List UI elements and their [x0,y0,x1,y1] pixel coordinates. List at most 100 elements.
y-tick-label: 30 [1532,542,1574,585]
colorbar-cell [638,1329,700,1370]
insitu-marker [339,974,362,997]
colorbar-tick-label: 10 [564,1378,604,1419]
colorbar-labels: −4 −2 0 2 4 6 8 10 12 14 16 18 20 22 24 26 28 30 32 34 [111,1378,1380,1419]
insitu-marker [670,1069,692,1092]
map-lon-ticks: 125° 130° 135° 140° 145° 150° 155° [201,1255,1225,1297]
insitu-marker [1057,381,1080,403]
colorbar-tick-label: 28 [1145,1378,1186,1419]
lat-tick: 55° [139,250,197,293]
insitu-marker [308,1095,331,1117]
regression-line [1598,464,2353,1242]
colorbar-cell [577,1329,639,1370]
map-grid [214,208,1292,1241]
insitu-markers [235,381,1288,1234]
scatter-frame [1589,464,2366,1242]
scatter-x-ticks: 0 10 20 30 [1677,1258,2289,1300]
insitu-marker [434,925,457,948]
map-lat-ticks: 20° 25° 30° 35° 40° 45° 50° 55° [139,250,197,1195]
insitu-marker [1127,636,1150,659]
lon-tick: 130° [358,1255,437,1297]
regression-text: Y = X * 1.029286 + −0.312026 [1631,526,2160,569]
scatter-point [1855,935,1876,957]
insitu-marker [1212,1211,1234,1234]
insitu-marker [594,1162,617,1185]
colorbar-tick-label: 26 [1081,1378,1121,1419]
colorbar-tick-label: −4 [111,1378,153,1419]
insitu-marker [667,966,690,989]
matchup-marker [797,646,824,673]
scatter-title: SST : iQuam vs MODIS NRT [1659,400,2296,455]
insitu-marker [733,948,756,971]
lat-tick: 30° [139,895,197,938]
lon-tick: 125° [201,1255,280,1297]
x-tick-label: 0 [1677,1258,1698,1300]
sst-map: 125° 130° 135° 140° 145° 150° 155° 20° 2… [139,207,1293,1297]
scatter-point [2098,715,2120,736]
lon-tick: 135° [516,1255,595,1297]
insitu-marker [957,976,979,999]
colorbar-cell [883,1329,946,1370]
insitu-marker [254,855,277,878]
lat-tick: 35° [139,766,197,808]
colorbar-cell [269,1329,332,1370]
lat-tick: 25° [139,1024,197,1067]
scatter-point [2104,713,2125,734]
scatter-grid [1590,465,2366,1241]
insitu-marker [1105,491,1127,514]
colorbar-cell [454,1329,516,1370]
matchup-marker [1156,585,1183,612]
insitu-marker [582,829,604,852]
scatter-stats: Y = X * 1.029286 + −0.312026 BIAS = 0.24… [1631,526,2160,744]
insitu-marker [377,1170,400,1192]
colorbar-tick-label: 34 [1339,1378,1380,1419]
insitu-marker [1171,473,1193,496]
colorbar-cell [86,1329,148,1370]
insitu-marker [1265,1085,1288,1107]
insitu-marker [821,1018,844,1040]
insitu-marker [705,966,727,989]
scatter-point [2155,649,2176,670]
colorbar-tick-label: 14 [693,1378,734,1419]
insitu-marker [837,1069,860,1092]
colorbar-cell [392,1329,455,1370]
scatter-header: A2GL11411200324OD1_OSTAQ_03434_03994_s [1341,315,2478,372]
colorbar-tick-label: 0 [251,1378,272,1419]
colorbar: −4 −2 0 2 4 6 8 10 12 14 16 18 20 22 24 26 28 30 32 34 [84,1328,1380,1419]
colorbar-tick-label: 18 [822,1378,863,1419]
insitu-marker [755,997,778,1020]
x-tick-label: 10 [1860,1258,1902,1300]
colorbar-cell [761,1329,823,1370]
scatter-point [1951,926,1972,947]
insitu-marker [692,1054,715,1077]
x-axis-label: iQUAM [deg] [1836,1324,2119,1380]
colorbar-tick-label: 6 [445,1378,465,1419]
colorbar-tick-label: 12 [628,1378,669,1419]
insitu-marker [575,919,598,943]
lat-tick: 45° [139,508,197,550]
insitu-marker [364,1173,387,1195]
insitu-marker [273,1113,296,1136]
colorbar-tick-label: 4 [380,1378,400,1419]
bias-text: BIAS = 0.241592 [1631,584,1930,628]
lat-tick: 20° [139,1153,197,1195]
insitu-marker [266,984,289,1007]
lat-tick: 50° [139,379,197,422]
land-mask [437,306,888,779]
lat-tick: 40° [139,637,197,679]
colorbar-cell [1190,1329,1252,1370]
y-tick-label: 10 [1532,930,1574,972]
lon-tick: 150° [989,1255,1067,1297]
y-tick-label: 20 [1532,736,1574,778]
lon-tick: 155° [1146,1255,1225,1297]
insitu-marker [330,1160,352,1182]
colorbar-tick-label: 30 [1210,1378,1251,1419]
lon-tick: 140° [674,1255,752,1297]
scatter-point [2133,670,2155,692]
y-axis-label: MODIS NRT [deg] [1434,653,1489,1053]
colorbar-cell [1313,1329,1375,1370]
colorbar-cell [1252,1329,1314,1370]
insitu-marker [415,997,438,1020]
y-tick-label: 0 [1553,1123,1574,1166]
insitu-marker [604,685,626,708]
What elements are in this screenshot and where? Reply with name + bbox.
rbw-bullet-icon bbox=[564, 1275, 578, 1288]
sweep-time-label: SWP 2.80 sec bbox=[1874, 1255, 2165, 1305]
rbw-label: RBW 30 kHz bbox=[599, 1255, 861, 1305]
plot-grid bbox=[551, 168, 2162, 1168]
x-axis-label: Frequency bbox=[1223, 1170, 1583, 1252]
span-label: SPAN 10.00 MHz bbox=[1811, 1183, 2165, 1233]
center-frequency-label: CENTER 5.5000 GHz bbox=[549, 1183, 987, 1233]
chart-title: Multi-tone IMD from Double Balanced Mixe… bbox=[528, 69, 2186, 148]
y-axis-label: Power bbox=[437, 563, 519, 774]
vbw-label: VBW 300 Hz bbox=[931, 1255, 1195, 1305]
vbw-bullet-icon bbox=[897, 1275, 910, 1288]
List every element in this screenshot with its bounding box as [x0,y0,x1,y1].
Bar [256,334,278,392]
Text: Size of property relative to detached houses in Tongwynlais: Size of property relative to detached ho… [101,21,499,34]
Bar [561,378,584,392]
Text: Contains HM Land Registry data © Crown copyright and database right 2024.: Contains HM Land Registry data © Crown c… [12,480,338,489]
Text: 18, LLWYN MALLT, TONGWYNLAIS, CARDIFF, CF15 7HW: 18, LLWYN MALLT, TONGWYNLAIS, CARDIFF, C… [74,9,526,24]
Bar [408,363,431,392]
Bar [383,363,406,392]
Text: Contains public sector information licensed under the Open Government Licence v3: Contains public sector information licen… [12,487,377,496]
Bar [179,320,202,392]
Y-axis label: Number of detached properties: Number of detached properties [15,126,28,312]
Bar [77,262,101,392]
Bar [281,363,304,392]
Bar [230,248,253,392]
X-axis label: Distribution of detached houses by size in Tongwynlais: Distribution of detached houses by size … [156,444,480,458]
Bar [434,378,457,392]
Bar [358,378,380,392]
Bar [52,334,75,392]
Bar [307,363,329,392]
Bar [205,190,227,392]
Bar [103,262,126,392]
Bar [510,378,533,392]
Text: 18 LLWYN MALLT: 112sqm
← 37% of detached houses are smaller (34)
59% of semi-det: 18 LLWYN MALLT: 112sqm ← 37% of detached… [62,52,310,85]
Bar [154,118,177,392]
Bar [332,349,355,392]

# # # # #

Reproduce the lines from the start of the records through the line containing "insitu-marker [308,1095,331,1117]", keeping every character unchanged.

## SOLUTION FOR THIS TASK
List UI elements and their [x0,y0,x1,y1] pixel coordinates. List at most 100 elements.
y-tick-label: 30 [1532,542,1574,585]
colorbar-cell [638,1329,700,1370]
insitu-marker [339,974,362,997]
colorbar-tick-label: 10 [564,1378,604,1419]
colorbar-labels: −4 −2 0 2 4 6 8 10 12 14 16 18 20 22 24 26 28 30 32 34 [111,1378,1380,1419]
insitu-marker [670,1069,692,1092]
map-lon-ticks: 125° 130° 135° 140° 145° 150° 155° [201,1255,1225,1297]
insitu-marker [1057,381,1080,403]
colorbar-tick-label: 28 [1145,1378,1186,1419]
lat-tick: 55° [139,250,197,293]
insitu-marker [308,1095,331,1117]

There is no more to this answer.